» Instructions to follow:
Can you copy out the data exactly? Leave the images out.

» Extracted records:
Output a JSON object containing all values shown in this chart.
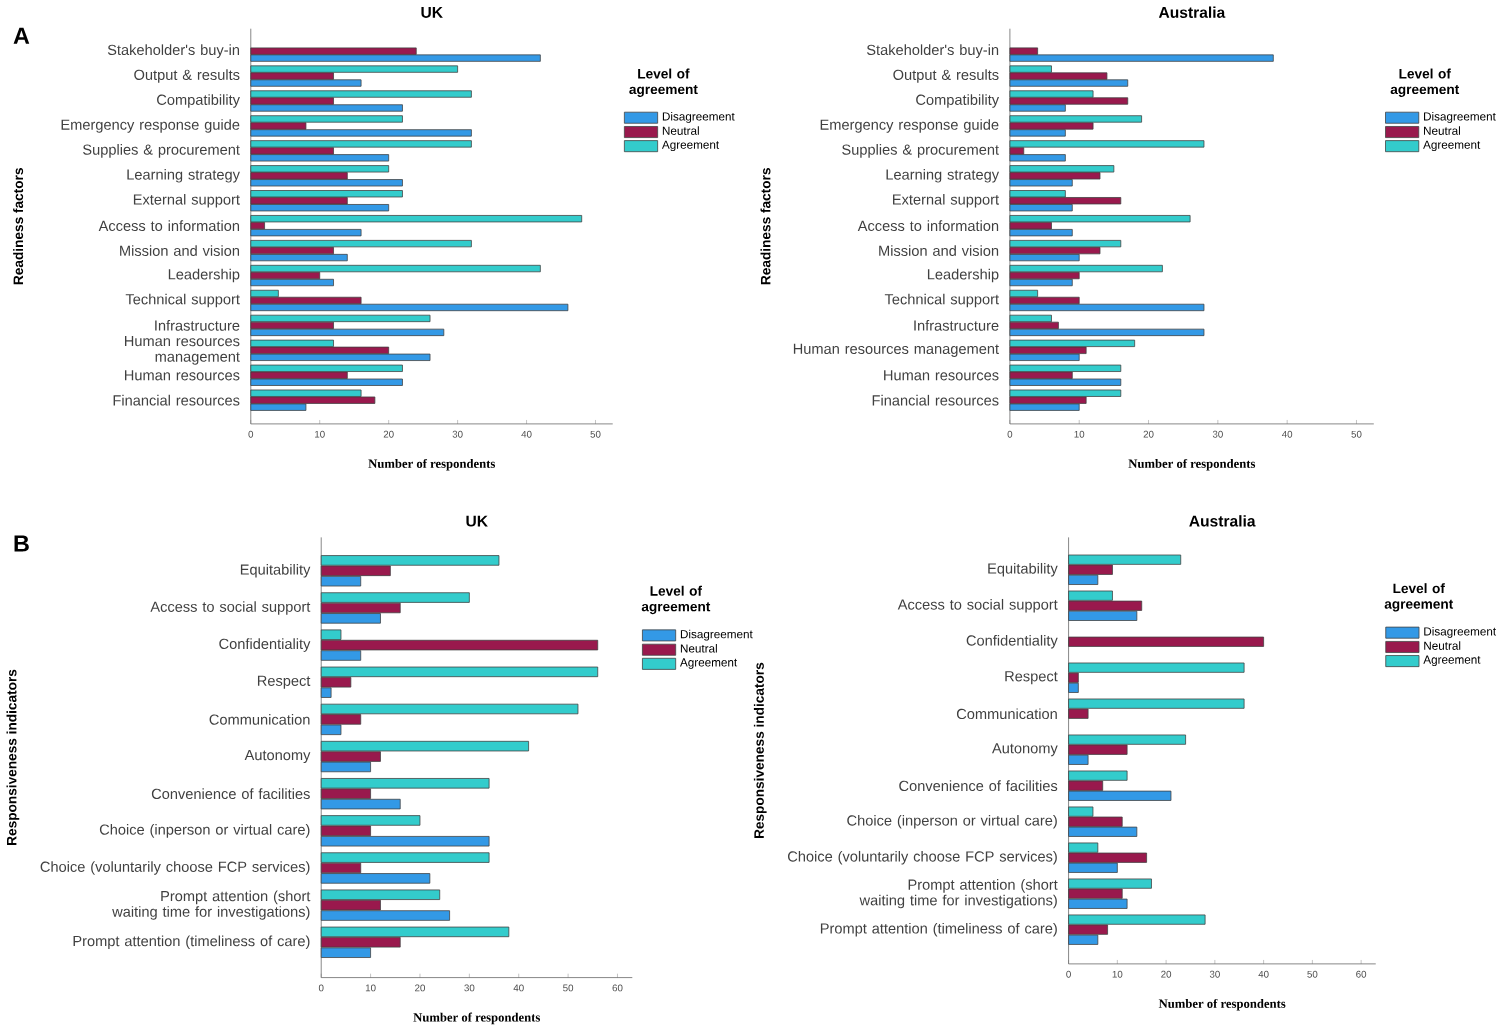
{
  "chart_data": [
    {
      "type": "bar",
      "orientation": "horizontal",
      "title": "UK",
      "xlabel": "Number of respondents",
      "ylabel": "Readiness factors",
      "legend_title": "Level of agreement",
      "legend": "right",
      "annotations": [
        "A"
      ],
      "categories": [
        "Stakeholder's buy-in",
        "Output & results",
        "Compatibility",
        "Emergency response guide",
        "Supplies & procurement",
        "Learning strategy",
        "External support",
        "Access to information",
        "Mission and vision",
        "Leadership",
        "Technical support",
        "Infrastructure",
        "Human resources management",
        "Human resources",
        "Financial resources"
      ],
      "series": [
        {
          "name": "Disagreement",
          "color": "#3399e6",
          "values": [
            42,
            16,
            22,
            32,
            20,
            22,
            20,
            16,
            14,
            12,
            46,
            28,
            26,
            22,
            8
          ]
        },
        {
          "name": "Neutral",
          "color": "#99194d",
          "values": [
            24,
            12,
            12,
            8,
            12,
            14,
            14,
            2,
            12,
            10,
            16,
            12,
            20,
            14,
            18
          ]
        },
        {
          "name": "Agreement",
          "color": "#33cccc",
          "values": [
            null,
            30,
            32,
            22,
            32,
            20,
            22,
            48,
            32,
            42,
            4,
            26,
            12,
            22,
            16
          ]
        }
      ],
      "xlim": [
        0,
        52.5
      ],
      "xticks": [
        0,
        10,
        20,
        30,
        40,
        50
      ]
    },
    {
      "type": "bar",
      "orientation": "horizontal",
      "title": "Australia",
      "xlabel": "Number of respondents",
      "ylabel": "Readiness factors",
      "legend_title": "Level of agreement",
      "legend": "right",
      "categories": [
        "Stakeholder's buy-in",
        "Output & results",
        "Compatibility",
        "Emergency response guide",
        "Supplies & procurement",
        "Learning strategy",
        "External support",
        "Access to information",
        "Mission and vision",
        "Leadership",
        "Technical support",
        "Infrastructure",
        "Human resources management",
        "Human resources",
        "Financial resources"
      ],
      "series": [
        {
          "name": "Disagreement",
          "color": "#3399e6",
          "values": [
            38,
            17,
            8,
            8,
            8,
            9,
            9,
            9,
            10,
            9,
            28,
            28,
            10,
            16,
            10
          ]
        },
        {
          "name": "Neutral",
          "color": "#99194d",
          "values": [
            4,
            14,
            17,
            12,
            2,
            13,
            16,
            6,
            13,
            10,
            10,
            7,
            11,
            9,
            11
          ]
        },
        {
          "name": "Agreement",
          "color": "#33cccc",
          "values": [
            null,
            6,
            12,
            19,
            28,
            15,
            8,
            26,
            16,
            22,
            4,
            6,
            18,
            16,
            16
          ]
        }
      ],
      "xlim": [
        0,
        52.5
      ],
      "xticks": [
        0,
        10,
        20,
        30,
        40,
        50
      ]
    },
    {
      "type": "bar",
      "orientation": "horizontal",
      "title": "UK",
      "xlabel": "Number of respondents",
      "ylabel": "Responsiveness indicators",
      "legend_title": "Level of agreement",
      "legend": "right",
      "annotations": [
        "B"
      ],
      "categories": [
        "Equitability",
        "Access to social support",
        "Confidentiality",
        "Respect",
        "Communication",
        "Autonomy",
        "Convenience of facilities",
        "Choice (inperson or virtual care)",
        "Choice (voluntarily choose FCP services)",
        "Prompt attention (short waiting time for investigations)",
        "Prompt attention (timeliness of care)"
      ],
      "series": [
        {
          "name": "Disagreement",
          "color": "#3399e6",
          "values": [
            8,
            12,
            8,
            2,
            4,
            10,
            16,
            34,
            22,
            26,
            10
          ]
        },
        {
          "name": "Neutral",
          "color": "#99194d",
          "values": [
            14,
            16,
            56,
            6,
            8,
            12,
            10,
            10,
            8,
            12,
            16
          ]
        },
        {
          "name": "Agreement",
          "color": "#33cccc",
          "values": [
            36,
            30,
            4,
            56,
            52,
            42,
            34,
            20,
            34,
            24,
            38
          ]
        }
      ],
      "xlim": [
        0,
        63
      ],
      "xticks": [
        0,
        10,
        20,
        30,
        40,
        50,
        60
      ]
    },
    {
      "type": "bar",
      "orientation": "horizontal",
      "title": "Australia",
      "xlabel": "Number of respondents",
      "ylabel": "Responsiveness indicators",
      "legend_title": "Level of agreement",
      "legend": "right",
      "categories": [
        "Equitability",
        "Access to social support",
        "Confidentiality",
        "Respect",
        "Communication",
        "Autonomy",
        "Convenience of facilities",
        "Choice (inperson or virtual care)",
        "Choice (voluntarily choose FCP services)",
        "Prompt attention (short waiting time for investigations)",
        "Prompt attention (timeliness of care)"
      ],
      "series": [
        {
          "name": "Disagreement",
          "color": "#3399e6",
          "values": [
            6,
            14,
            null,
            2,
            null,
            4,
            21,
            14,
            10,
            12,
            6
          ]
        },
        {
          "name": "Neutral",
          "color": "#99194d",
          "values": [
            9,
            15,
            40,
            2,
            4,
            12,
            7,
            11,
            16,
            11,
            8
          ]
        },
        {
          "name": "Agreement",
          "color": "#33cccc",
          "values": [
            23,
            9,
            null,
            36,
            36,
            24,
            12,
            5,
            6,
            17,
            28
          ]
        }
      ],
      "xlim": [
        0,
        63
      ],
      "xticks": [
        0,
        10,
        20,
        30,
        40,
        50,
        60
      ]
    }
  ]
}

» Complete output:
Output a JSON object containing all values shown in this chart.
{
  "chart_data": [
    {
      "type": "bar",
      "orientation": "horizontal",
      "title": "UK",
      "xlabel": "Number of respondents",
      "ylabel": "Readiness factors",
      "legend_title": "Level of agreement",
      "legend": "right",
      "annotations": [
        "A"
      ],
      "categories": [
        "Stakeholder's buy-in",
        "Output & results",
        "Compatibility",
        "Emergency response guide",
        "Supplies & procurement",
        "Learning strategy",
        "External support",
        "Access to information",
        "Mission and vision",
        "Leadership",
        "Technical support",
        "Infrastructure",
        "Human resources management",
        "Human resources",
        "Financial resources"
      ],
      "series": [
        {
          "name": "Disagreement",
          "color": "#3399e6",
          "values": [
            42,
            16,
            22,
            32,
            20,
            22,
            20,
            16,
            14,
            12,
            46,
            28,
            26,
            22,
            8
          ]
        },
        {
          "name": "Neutral",
          "color": "#99194d",
          "values": [
            24,
            12,
            12,
            8,
            12,
            14,
            14,
            2,
            12,
            10,
            16,
            12,
            20,
            14,
            18
          ]
        },
        {
          "name": "Agreement",
          "color": "#33cccc",
          "values": [
            null,
            30,
            32,
            22,
            32,
            20,
            22,
            48,
            32,
            42,
            4,
            26,
            12,
            22,
            16
          ]
        }
      ],
      "xlim": [
        0,
        52.5
      ],
      "xticks": [
        0,
        10,
        20,
        30,
        40,
        50
      ]
    },
    {
      "type": "bar",
      "orientation": "horizontal",
      "title": "Australia",
      "xlabel": "Number of respondents",
      "ylabel": "Readiness factors",
      "legend_title": "Level of agreement",
      "legend": "right",
      "categories": [
        "Stakeholder's buy-in",
        "Output & results",
        "Compatibility",
        "Emergency response guide",
        "Supplies & procurement",
        "Learning strategy",
        "External support",
        "Access to information",
        "Mission and vision",
        "Leadership",
        "Technical support",
        "Infrastructure",
        "Human resources management",
        "Human resources",
        "Financial resources"
      ],
      "series": [
        {
          "name": "Disagreement",
          "color": "#3399e6",
          "values": [
            38,
            17,
            8,
            8,
            8,
            9,
            9,
            9,
            10,
            9,
            28,
            28,
            10,
            16,
            10
          ]
        },
        {
          "name": "Neutral",
          "color": "#99194d",
          "values": [
            4,
            14,
            17,
            12,
            2,
            13,
            16,
            6,
            13,
            10,
            10,
            7,
            11,
            9,
            11
          ]
        },
        {
          "name": "Agreement",
          "color": "#33cccc",
          "values": [
            null,
            6,
            12,
            19,
            28,
            15,
            8,
            26,
            16,
            22,
            4,
            6,
            18,
            16,
            16
          ]
        }
      ],
      "xlim": [
        0,
        52.5
      ],
      "xticks": [
        0,
        10,
        20,
        30,
        40,
        50
      ]
    },
    {
      "type": "bar",
      "orientation": "horizontal",
      "title": "UK",
      "xlabel": "Number of respondents",
      "ylabel": "Responsiveness indicators",
      "legend_title": "Level of agreement",
      "legend": "right",
      "annotations": [
        "B"
      ],
      "categories": [
        "Equitability",
        "Access to social support",
        "Confidentiality",
        "Respect",
        "Communication",
        "Autonomy",
        "Convenience of facilities",
        "Choice (inperson or virtual care)",
        "Choice (voluntarily choose FCP services)",
        "Prompt attention (short waiting time for investigations)",
        "Prompt attention (timeliness of care)"
      ],
      "series": [
        {
          "name": "Disagreement",
          "color": "#3399e6",
          "values": [
            8,
            12,
            8,
            2,
            4,
            10,
            16,
            34,
            22,
            26,
            10
          ]
        },
        {
          "name": "Neutral",
          "color": "#99194d",
          "values": [
            14,
            16,
            56,
            6,
            8,
            12,
            10,
            10,
            8,
            12,
            16
          ]
        },
        {
          "name": "Agreement",
          "color": "#33cccc",
          "values": [
            36,
            30,
            4,
            56,
            52,
            42,
            34,
            20,
            34,
            24,
            38
          ]
        }
      ],
      "xlim": [
        0,
        63
      ],
      "xticks": [
        0,
        10,
        20,
        30,
        40,
        50,
        60
      ]
    },
    {
      "type": "bar",
      "orientation": "horizontal",
      "title": "Australia",
      "xlabel": "Number of respondents",
      "ylabel": "Responsiveness indicators",
      "legend_title": "Level of agreement",
      "legend": "right",
      "categories": [
        "Equitability",
        "Access to social support",
        "Confidentiality",
        "Respect",
        "Communication",
        "Autonomy",
        "Convenience of facilities",
        "Choice (inperson or virtual care)",
        "Choice (voluntarily choose FCP services)",
        "Prompt attention (short waiting time for investigations)",
        "Prompt attention (timeliness of care)"
      ],
      "series": [
        {
          "name": "Disagreement",
          "color": "#3399e6",
          "values": [
            6,
            14,
            null,
            2,
            null,
            4,
            21,
            14,
            10,
            12,
            6
          ]
        },
        {
          "name": "Neutral",
          "color": "#99194d",
          "values": [
            9,
            15,
            40,
            2,
            4,
            12,
            7,
            11,
            16,
            11,
            8
          ]
        },
        {
          "name": "Agreement",
          "color": "#33cccc",
          "values": [
            23,
            9,
            null,
            36,
            36,
            24,
            12,
            5,
            6,
            17,
            28
          ]
        }
      ],
      "xlim": [
        0,
        63
      ],
      "xticks": [
        0,
        10,
        20,
        30,
        40,
        50,
        60
      ]
    }
  ]
}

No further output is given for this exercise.